** Start of Extracted records **
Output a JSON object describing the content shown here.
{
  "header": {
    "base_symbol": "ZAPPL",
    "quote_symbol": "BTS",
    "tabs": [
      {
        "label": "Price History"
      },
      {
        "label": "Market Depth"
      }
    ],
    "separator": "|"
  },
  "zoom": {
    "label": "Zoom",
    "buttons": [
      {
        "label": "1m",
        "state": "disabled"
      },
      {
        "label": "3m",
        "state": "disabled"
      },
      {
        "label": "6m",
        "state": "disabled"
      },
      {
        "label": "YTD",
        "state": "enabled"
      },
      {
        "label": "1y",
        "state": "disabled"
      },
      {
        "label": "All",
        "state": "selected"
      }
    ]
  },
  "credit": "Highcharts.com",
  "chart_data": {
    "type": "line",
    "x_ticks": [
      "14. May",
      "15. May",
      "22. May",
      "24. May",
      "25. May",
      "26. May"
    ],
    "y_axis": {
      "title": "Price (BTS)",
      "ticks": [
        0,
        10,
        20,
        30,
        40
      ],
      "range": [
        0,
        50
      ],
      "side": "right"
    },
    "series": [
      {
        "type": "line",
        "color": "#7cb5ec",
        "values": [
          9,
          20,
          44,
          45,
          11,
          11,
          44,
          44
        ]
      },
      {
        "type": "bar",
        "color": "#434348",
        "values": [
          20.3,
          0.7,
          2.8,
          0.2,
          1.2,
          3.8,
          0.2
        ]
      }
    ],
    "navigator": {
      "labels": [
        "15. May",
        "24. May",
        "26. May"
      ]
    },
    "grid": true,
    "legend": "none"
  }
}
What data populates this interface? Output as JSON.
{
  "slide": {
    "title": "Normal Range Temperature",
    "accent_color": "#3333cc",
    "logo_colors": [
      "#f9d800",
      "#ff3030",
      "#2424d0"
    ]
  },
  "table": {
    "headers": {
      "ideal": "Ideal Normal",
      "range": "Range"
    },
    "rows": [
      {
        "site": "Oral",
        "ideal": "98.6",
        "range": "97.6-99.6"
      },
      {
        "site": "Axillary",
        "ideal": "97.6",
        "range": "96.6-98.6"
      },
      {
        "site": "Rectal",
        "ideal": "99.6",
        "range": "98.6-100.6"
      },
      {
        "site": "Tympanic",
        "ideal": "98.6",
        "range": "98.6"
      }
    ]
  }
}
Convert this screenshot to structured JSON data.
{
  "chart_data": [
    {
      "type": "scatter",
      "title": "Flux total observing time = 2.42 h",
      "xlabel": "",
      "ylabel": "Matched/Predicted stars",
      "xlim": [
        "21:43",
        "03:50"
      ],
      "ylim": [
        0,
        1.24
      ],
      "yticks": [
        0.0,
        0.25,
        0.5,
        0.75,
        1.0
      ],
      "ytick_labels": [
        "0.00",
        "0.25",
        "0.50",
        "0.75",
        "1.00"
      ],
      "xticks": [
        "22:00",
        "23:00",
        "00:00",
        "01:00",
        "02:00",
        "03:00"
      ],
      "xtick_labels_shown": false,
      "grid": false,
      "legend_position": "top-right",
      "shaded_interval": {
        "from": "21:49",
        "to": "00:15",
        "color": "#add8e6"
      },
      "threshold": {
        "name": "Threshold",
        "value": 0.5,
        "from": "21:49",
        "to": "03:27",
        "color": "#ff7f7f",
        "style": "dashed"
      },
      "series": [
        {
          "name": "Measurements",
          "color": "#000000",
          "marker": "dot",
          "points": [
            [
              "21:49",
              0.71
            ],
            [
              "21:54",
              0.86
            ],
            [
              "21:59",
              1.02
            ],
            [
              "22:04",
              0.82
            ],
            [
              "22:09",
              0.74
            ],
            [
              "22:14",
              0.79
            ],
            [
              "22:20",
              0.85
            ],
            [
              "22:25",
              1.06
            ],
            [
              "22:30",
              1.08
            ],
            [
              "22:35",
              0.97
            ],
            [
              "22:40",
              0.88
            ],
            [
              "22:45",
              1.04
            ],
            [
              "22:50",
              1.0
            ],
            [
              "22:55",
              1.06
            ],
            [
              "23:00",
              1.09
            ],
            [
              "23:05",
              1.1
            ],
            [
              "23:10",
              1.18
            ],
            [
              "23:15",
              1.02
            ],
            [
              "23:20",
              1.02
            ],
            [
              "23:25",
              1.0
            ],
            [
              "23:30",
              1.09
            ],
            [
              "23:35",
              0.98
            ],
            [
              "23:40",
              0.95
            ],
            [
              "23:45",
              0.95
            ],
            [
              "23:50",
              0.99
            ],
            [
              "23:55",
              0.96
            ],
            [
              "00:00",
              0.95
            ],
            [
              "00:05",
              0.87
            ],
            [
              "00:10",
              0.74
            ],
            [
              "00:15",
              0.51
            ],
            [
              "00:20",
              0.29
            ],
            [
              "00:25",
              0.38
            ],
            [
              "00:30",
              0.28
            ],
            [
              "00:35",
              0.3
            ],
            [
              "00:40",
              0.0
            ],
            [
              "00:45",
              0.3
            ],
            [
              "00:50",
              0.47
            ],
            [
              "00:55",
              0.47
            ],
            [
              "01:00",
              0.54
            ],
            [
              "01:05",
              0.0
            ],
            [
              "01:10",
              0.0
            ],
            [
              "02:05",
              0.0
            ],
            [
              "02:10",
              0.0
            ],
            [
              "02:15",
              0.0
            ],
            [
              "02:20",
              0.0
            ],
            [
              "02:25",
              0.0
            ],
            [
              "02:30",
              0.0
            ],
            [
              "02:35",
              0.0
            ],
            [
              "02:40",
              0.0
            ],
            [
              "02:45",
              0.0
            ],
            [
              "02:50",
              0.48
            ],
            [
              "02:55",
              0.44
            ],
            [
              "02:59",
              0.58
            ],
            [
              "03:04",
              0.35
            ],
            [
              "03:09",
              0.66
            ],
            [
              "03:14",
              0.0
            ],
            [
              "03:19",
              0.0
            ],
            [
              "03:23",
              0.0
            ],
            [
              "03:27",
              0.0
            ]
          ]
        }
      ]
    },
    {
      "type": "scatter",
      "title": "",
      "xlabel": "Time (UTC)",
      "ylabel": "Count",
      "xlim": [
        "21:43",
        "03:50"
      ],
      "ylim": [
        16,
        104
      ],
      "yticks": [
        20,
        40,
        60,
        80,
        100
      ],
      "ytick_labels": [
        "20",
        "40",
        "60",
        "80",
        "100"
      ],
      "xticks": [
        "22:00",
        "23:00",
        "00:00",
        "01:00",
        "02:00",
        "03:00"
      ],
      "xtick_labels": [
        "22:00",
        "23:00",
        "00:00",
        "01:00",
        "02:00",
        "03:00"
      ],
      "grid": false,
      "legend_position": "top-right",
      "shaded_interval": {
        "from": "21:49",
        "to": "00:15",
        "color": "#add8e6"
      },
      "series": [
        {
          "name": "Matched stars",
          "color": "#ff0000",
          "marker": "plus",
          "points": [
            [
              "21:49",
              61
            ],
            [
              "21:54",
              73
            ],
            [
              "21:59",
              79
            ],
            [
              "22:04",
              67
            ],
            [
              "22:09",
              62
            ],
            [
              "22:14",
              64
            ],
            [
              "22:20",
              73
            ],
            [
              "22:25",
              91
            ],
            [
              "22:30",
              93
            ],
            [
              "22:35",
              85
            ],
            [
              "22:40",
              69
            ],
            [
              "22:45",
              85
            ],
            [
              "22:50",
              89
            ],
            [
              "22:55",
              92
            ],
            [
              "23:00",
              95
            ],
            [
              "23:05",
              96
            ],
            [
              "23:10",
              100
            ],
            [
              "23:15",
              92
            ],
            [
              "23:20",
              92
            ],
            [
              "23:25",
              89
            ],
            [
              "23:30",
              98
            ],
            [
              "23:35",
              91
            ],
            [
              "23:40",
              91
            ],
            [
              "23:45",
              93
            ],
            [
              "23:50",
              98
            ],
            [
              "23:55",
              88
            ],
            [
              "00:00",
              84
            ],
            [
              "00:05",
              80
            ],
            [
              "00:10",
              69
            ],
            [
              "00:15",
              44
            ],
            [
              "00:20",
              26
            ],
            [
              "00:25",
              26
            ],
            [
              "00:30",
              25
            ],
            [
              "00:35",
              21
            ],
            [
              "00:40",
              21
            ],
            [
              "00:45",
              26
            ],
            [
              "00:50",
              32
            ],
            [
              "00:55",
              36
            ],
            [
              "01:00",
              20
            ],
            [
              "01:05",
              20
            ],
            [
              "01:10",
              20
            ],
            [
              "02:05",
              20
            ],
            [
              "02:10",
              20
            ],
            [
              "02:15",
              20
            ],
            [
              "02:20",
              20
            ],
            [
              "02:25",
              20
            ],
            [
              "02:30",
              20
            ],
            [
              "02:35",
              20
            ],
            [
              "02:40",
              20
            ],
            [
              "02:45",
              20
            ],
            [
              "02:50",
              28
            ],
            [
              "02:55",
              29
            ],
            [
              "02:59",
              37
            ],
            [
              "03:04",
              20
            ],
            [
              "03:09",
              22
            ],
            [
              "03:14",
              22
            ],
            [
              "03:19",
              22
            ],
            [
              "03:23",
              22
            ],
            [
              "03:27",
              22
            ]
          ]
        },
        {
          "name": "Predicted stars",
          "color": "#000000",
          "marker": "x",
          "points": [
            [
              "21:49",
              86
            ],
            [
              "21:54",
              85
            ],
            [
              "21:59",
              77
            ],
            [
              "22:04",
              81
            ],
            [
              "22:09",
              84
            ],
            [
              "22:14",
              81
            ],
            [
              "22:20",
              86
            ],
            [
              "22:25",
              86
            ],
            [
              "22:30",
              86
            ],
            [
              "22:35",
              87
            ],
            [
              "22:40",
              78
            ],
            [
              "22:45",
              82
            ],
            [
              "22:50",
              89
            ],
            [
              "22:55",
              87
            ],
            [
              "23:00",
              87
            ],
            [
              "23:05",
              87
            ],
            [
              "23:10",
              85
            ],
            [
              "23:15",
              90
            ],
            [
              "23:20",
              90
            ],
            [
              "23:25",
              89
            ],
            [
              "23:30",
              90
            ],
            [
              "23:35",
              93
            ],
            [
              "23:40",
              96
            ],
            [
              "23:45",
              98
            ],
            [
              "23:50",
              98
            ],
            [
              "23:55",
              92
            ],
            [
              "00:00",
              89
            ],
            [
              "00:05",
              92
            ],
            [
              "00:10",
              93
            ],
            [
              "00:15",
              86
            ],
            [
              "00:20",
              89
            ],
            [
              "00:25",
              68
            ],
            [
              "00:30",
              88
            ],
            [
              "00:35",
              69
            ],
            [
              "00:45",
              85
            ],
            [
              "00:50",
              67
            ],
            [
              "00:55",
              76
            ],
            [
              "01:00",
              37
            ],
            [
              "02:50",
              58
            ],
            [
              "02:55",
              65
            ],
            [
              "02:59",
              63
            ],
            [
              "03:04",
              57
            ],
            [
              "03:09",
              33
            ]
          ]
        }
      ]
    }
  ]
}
** End of Extracted records **
_Description of the task_
Note every line above where the string "Matched" shows up, and copy those lines.

_Task response_
      "ylabel": "Matched/Predicted stars",
          "name": "Matched stars",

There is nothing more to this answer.